→ **YOUR ASSIGNMENT**
In the records below, find each line holding the word "Problem" and copy it.

→ **DATA FOR THE TASK**

= Beginning of Section =

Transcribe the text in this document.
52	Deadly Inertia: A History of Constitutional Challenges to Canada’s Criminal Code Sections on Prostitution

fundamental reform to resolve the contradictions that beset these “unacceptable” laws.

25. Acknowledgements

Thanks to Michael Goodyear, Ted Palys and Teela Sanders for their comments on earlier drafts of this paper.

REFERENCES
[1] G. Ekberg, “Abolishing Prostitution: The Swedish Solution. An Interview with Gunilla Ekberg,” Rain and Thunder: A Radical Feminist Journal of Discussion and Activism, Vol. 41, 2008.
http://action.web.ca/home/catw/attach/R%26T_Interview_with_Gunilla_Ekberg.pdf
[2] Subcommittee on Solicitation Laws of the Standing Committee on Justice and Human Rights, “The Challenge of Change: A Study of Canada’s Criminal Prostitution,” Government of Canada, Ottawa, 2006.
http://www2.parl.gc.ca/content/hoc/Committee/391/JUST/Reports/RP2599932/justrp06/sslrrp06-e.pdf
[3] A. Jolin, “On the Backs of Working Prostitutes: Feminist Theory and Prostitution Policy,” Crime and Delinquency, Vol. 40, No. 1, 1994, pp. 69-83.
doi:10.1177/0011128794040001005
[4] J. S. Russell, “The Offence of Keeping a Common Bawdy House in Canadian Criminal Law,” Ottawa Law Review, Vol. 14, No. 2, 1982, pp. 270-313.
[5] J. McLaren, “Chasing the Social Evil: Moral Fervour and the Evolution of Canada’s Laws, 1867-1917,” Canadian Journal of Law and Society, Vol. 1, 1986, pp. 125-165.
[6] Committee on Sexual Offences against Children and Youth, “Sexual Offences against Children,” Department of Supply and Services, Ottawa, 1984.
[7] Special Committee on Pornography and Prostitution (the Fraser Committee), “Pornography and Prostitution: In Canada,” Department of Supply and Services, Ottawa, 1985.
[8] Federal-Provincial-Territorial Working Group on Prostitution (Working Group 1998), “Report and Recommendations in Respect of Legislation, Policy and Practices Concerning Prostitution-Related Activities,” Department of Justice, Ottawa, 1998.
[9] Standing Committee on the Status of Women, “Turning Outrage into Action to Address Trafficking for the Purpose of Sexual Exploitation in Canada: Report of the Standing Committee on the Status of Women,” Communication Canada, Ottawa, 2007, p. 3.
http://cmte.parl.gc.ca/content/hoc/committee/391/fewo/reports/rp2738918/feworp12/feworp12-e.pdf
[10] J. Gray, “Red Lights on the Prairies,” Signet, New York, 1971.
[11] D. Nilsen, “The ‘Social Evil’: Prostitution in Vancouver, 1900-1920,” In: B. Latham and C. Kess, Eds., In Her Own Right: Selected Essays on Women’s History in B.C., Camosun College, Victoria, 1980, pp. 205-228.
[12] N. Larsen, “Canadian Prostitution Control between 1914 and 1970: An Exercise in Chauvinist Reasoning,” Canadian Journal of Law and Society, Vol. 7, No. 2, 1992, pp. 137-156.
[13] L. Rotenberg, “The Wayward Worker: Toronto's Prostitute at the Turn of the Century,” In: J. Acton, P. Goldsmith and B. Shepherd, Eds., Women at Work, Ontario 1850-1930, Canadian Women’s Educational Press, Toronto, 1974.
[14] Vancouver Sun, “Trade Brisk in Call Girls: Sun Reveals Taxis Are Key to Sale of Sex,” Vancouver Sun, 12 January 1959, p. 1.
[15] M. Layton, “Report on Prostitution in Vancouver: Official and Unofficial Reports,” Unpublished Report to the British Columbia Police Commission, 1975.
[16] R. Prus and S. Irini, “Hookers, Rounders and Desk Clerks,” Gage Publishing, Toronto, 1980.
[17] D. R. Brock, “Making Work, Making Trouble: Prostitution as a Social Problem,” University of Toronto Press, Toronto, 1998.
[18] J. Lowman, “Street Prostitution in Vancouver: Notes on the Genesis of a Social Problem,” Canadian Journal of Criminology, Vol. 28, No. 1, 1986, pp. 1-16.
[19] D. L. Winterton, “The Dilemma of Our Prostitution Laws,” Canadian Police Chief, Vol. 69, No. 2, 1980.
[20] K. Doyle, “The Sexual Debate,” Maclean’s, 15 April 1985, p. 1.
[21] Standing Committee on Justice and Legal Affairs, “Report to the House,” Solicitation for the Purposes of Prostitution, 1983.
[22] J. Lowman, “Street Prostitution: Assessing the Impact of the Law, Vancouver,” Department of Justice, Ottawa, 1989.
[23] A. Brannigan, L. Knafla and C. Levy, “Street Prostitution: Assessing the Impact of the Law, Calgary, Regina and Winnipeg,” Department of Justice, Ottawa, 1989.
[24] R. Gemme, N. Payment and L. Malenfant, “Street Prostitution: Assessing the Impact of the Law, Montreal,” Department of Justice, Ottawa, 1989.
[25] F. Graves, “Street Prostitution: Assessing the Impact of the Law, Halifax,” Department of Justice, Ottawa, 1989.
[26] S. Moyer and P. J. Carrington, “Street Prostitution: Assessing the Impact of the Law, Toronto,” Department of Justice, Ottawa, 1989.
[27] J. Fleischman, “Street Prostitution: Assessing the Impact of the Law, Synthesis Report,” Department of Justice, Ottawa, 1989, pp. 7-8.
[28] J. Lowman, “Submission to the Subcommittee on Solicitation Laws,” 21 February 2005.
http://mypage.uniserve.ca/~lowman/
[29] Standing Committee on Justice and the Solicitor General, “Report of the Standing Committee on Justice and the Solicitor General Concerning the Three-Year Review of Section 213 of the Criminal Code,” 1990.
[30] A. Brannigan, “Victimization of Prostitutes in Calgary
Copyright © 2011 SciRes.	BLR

= End of Section =

→ **OUTPUT**
[17] D. R. Brock, “Making Work, Making Trouble: Prostitution as a Social Problem,” University of Toronto Press, Toronto, 1998.
[18] J. Lowman, “Street Prostitution in Vancouver: Notes on the Genesis of a Social Problem,” Canadian Journal of Criminology, Vol. 28, No. 1, 1986, pp. 1-16.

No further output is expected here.